* _SHORT EXERCISE_:
Without the images, write out all of the following entries exactly.

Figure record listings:
_ _ _ _ _

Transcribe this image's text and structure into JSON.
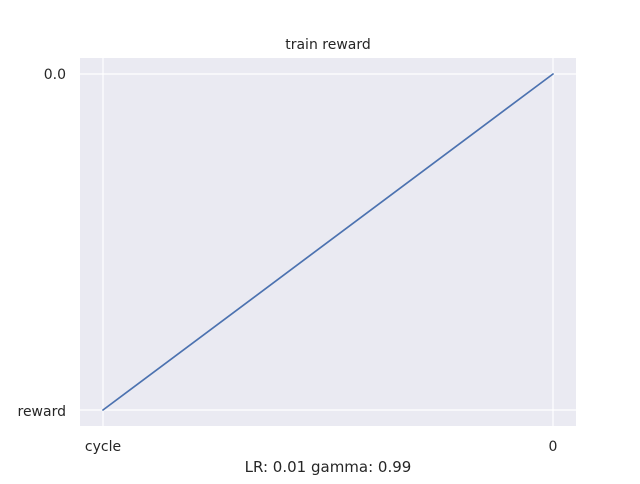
{
  "chart_data": {
    "type": "line",
    "title": "train reward",
    "xlabel": "LR: 0.01 gamma: 0.99",
    "ylabel": "",
    "x_tick_labels": [
      "cycle",
      "0"
    ],
    "y_tick_labels": [
      "reward",
      "0.0"
    ],
    "grid": true,
    "series": [
      {
        "x": [
          "cycle",
          "0"
        ],
        "values": [
          "reward",
          "0.0"
        ],
        "color": "#4c72b0"
      }
    ]
  },
  "colors": {
    "plot_background": "#eaeaf2",
    "grid": "#ffffff",
    "line": "#4c72b0",
    "text": "#262626"
  }
}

_ _ _ _ _

* _ANSWER BELOW_:
Transcribe this image's text and structure into JSON.
{
  "chart_data": {
    "type": "line",
    "title": "train reward",
    "xlabel": "LR: 0.01 gamma: 0.99",
    "ylabel": "",
    "x_tick_labels": [
      "cycle",
      "0"
    ],
    "y_tick_labels": [
      "reward",
      "0.0"
    ],
    "grid": true,
    "series": [
      {
        "x": [
          "cycle",
          "0"
        ],
        "values": [
          "reward",
          "0.0"
        ],
        "color": "#4c72b0"
      }
    ]
  },
  "colors": {
    "plot_background": "#eaeaf2",
    "grid": "#ffffff",
    "line": "#4c72b0",
    "text": "#262626"
  }
}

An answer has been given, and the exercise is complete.